• [Short task]
Give back exactly the lines from the "What data populates" line to the final line of the records, and only those, minus any pictures.

• [Data lines]
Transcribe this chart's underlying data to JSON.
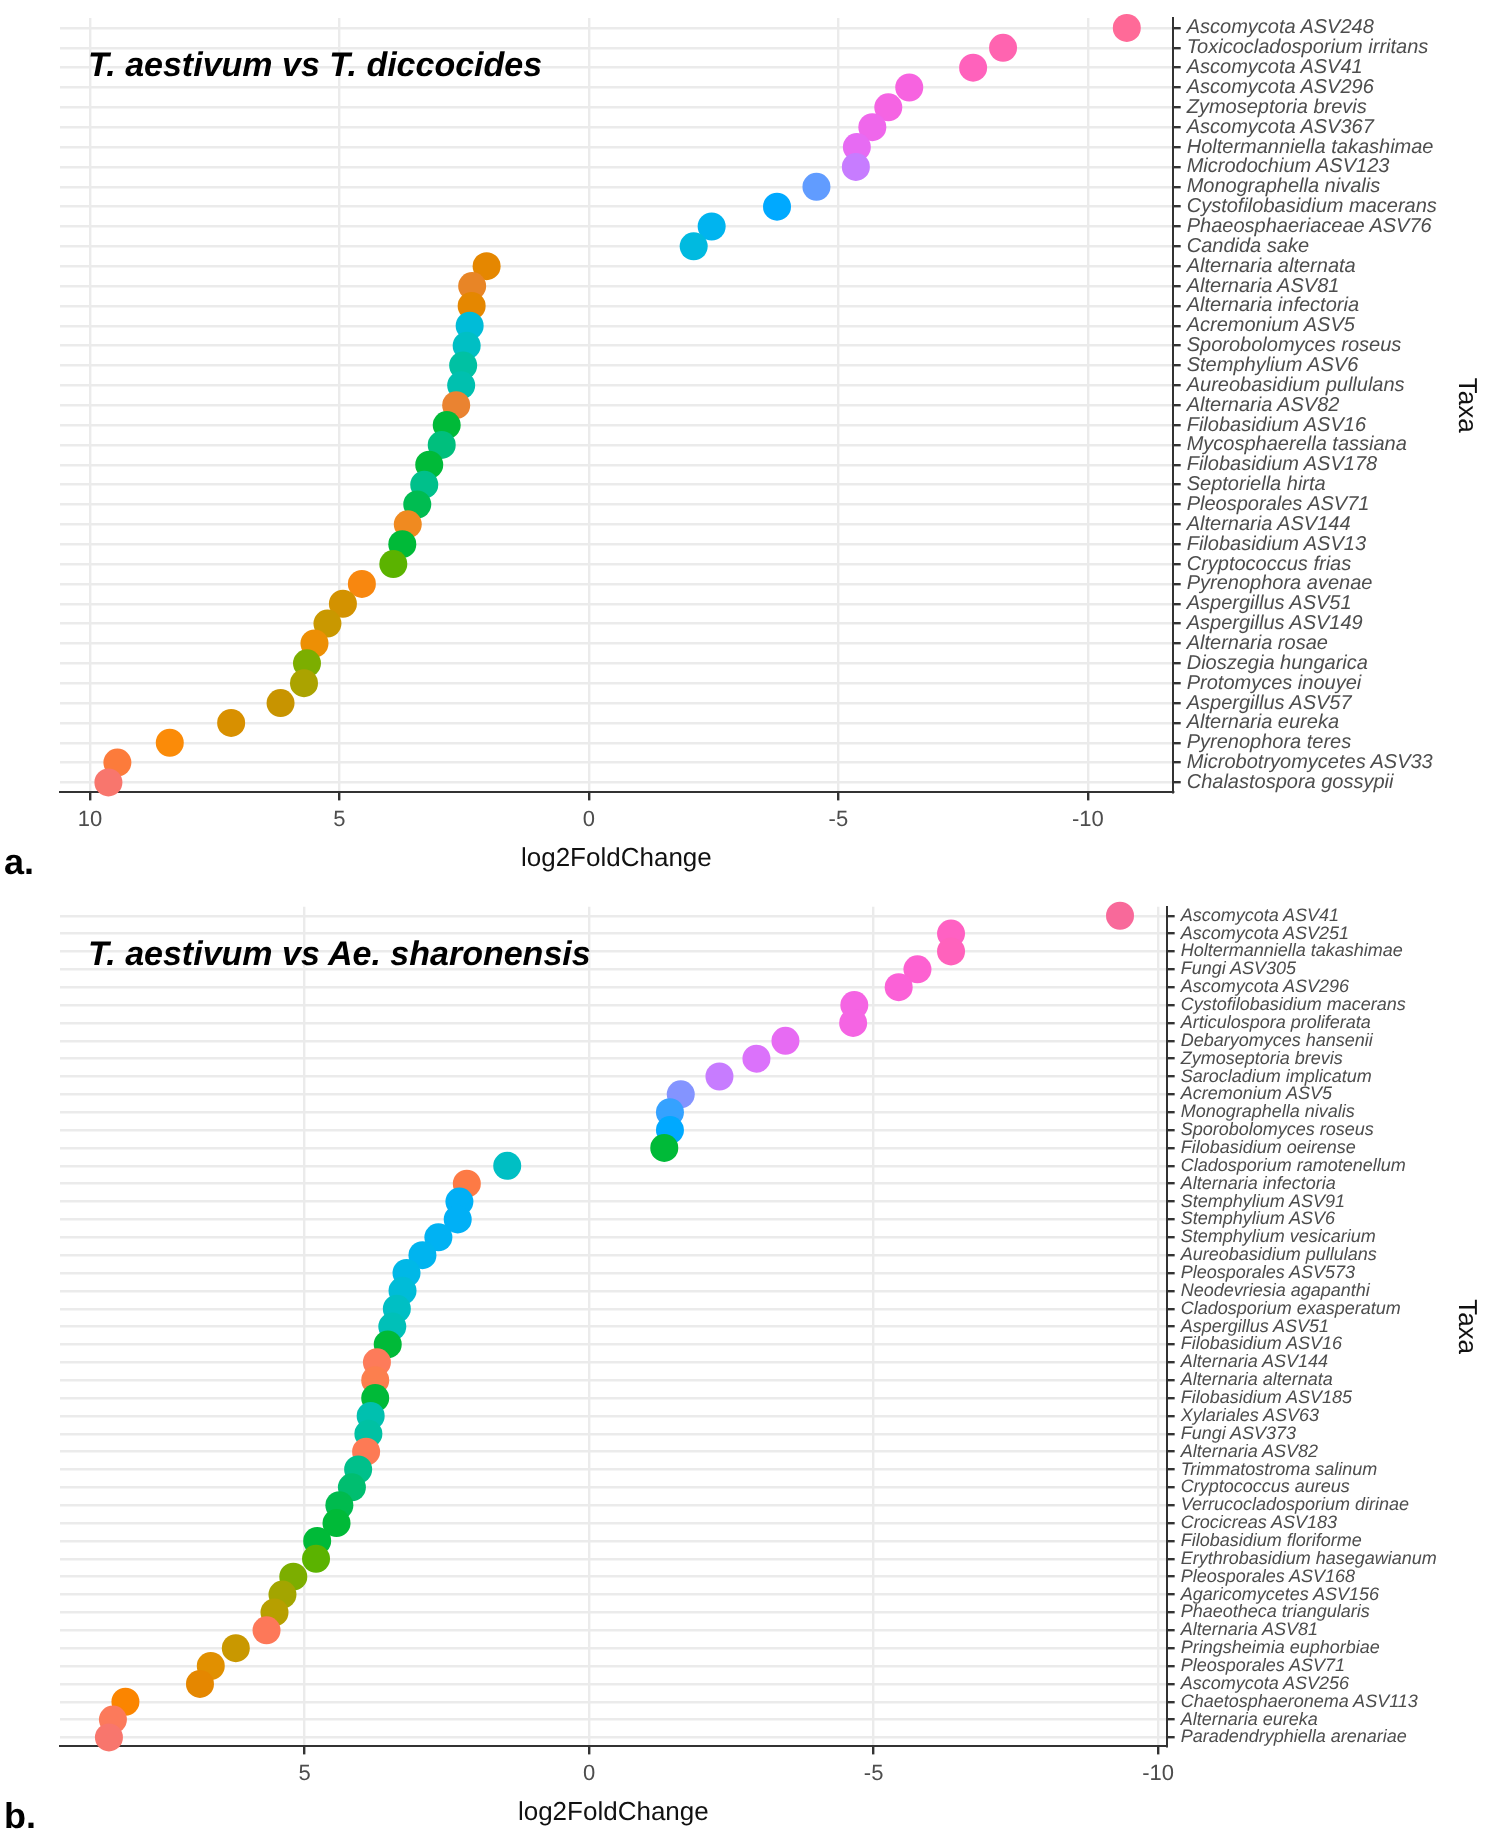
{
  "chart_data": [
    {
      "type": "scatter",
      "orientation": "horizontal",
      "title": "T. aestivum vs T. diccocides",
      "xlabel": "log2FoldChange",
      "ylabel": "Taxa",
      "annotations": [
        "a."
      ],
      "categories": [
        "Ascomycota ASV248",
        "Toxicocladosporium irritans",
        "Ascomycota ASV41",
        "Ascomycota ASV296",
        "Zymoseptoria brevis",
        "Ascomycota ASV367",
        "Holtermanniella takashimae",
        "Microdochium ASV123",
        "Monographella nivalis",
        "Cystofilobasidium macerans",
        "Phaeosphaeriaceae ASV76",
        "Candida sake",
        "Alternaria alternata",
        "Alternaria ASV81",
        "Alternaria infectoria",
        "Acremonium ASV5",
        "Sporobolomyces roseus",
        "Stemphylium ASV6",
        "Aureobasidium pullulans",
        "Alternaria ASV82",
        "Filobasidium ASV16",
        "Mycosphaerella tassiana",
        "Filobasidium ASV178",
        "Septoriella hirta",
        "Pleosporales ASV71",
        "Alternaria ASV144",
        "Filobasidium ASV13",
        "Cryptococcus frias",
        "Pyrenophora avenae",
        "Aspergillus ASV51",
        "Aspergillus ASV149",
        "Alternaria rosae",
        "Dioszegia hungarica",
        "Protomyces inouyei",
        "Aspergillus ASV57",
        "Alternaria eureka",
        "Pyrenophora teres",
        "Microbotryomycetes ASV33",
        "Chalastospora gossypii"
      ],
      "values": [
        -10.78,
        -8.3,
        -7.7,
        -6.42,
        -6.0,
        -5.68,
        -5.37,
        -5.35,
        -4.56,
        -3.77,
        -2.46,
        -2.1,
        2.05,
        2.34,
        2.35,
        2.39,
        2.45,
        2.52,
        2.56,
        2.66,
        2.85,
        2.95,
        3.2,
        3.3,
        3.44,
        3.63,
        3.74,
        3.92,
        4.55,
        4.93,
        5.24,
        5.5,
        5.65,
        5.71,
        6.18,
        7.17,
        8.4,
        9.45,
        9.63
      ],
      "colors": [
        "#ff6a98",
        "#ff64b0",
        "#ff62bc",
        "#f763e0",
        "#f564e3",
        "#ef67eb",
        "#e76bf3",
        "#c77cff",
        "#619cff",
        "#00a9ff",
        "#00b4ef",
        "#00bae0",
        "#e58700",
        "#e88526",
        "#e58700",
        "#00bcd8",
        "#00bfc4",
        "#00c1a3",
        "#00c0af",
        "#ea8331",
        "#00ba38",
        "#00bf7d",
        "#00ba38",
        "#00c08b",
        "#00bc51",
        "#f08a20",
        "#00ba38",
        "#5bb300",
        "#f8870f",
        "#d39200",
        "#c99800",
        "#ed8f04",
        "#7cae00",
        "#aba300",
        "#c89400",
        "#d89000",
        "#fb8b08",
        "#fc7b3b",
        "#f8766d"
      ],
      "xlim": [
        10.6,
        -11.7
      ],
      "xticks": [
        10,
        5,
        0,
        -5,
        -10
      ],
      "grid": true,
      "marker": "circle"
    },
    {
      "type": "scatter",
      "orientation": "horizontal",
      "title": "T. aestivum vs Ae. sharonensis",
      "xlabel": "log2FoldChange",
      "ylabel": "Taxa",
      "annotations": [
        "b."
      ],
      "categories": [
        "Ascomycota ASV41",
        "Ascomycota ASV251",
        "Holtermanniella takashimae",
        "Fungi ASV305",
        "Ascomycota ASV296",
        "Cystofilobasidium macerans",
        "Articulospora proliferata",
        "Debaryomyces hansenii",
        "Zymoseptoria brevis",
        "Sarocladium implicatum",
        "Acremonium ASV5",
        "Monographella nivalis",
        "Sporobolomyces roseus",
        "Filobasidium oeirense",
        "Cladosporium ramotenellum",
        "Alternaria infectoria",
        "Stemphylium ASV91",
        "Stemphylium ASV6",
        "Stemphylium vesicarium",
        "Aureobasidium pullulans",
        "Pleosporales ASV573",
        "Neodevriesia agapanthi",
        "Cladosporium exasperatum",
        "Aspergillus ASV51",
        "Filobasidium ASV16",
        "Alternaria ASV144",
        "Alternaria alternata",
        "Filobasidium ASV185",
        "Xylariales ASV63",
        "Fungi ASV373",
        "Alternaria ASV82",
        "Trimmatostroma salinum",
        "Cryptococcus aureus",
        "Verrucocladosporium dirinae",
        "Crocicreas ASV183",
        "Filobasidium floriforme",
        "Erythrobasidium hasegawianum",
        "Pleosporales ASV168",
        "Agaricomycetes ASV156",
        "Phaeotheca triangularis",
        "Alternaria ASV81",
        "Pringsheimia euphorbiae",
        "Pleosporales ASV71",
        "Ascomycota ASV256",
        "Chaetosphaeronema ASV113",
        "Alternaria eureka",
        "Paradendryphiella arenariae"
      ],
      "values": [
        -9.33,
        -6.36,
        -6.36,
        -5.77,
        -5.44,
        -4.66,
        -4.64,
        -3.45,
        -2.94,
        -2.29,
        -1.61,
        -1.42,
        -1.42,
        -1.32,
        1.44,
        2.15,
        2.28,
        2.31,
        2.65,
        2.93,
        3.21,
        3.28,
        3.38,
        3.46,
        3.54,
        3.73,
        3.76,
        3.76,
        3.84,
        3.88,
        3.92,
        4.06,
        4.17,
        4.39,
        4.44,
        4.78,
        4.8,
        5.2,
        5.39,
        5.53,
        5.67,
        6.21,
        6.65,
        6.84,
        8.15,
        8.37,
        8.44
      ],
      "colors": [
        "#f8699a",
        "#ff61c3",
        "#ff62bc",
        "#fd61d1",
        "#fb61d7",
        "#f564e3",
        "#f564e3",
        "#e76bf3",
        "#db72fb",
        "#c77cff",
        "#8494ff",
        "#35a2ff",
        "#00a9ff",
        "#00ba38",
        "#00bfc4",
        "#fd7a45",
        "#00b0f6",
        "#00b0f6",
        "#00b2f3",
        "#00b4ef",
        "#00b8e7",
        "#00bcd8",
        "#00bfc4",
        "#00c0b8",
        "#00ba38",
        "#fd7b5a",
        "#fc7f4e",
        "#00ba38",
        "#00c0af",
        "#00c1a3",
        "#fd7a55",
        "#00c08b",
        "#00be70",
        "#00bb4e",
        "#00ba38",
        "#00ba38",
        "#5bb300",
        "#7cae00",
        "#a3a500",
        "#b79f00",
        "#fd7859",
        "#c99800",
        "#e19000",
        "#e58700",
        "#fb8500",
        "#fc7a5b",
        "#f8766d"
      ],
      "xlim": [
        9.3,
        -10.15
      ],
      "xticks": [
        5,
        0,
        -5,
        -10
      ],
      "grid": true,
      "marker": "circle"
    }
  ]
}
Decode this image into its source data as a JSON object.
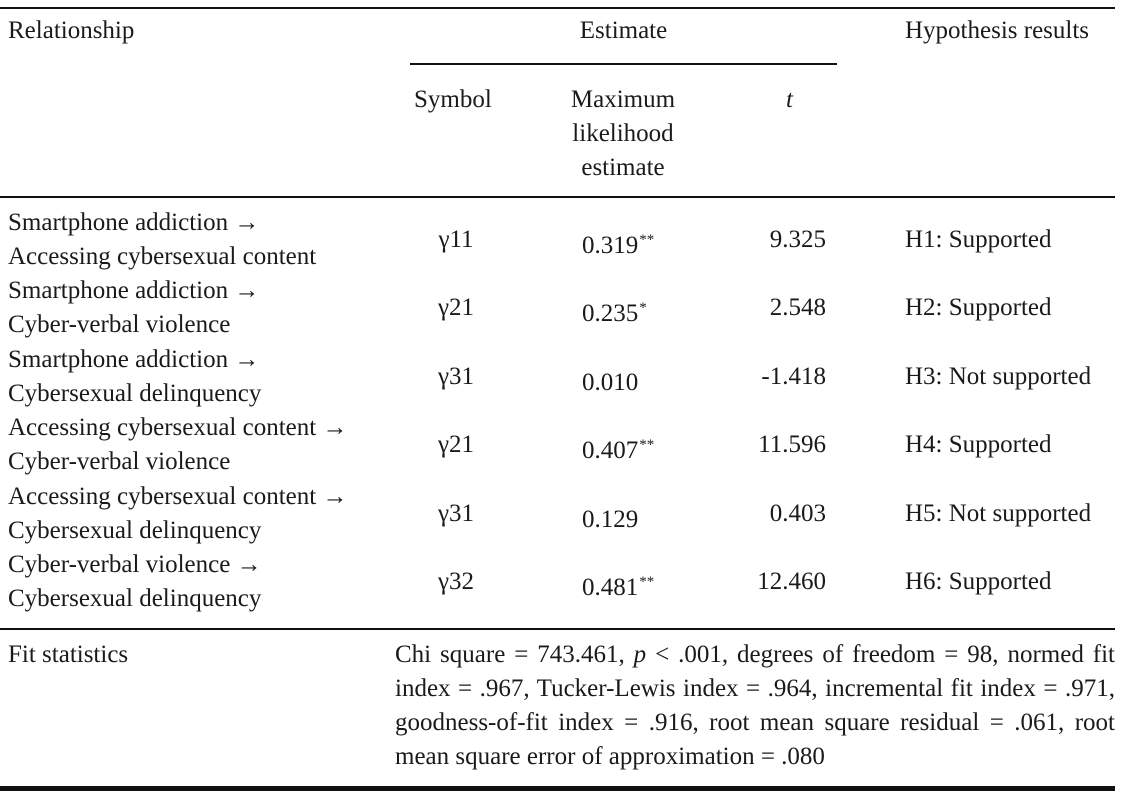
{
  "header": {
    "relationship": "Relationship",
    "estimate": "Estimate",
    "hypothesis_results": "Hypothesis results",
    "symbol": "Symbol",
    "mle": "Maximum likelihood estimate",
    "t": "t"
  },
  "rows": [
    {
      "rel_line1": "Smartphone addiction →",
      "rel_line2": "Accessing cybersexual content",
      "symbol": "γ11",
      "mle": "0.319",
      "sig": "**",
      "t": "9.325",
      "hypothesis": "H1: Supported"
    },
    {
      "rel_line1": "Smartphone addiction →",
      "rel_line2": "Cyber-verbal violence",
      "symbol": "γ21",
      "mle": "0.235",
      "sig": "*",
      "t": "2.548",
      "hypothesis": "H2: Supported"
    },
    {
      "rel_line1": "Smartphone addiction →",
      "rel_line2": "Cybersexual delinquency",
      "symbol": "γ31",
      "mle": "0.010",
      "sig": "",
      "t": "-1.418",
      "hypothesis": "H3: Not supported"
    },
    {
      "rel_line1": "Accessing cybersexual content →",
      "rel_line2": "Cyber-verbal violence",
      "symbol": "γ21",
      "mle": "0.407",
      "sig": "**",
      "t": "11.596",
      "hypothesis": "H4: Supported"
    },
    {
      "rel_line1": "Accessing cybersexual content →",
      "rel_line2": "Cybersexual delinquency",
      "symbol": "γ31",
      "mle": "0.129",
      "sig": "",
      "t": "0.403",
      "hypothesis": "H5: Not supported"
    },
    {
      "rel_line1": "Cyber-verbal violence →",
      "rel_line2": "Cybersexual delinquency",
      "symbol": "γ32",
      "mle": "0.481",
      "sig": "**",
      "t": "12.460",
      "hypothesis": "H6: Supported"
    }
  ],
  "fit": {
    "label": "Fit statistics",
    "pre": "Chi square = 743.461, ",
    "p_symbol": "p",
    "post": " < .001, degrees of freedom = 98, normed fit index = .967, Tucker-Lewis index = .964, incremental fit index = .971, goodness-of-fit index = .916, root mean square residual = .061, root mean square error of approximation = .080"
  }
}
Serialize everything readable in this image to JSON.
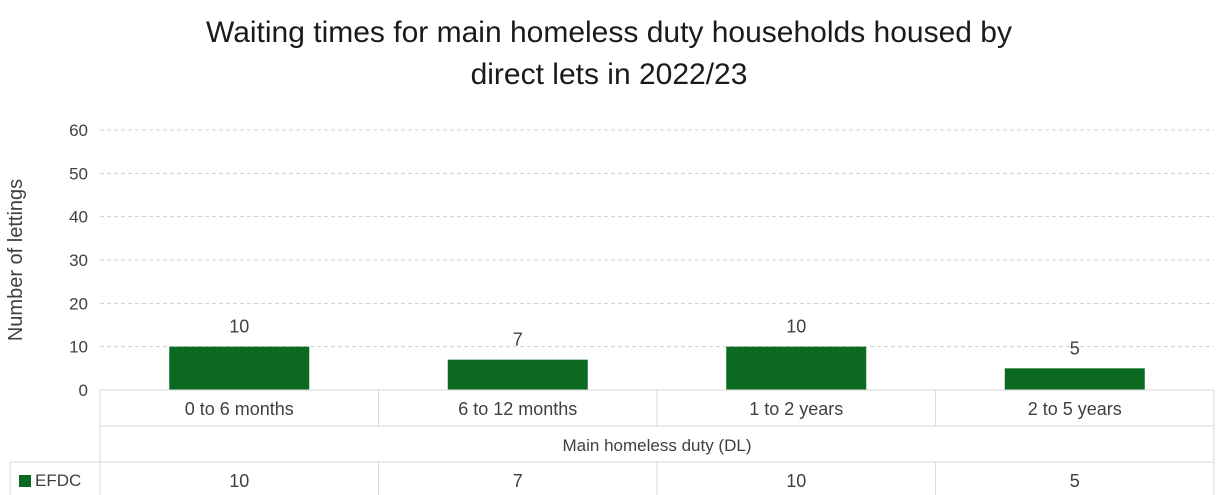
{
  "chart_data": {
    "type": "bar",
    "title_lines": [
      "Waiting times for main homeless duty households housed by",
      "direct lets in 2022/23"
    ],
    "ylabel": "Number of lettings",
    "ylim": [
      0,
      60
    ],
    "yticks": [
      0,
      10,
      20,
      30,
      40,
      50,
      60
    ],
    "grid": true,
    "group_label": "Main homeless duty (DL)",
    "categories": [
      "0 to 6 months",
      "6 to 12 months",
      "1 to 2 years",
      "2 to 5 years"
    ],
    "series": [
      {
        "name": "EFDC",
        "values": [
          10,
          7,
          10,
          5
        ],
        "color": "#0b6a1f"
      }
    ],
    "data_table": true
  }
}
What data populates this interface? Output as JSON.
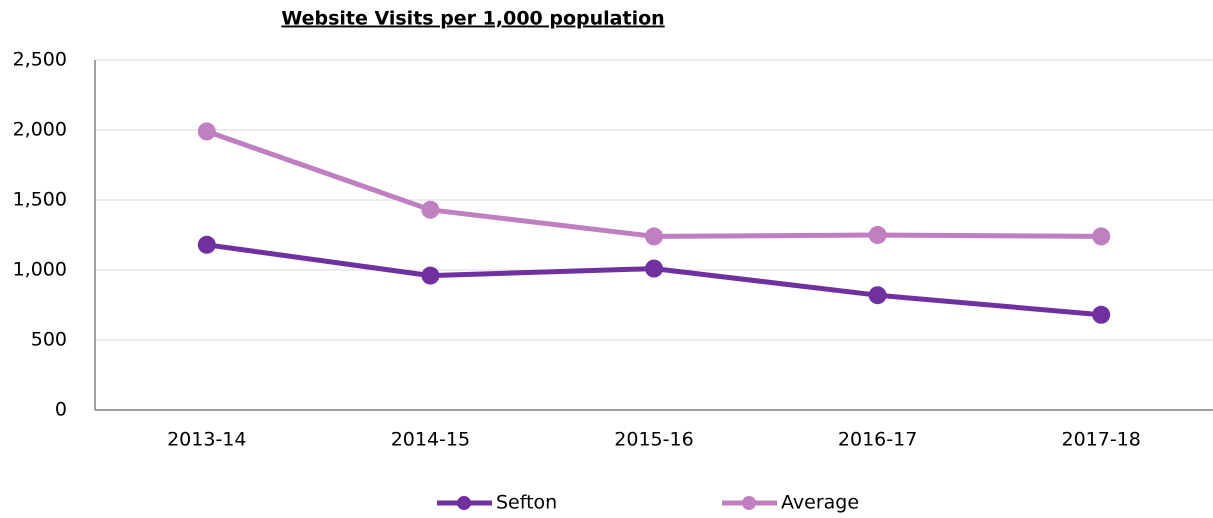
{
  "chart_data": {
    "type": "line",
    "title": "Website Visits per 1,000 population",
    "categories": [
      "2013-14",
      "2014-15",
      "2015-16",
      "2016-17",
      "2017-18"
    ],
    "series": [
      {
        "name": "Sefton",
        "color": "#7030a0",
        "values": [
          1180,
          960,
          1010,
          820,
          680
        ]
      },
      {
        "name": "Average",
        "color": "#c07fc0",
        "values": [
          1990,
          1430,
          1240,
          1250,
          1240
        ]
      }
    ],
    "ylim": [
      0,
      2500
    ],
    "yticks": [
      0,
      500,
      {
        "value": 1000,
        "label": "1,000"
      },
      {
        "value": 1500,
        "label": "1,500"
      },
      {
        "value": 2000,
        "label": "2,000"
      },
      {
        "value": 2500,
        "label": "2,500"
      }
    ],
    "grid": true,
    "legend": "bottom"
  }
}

• [Worked answer]
What data populates this interface? Output as JSON.
{
  "chart_data": {
    "type": "line",
    "title": "Website Visits per 1,000 population",
    "categories": [
      "2013-14",
      "2014-15",
      "2015-16",
      "2016-17",
      "2017-18"
    ],
    "series": [
      {
        "name": "Sefton",
        "color": "#7030a0",
        "values": [
          1180,
          960,
          1010,
          820,
          680
        ]
      },
      {
        "name": "Average",
        "color": "#c07fc0",
        "values": [
          1990,
          1430,
          1240,
          1250,
          1240
        ]
      }
    ],
    "ylim": [
      0,
      2500
    ],
    "yticks": [
      0,
      500,
      {
        "value": 1000,
        "label": "1,000"
      },
      {
        "value": 1500,
        "label": "1,500"
      },
      {
        "value": 2000,
        "label": "2,000"
      },
      {
        "value": 2500,
        "label": "2,500"
      }
    ],
    "grid": true,
    "legend": "bottom"
  }
}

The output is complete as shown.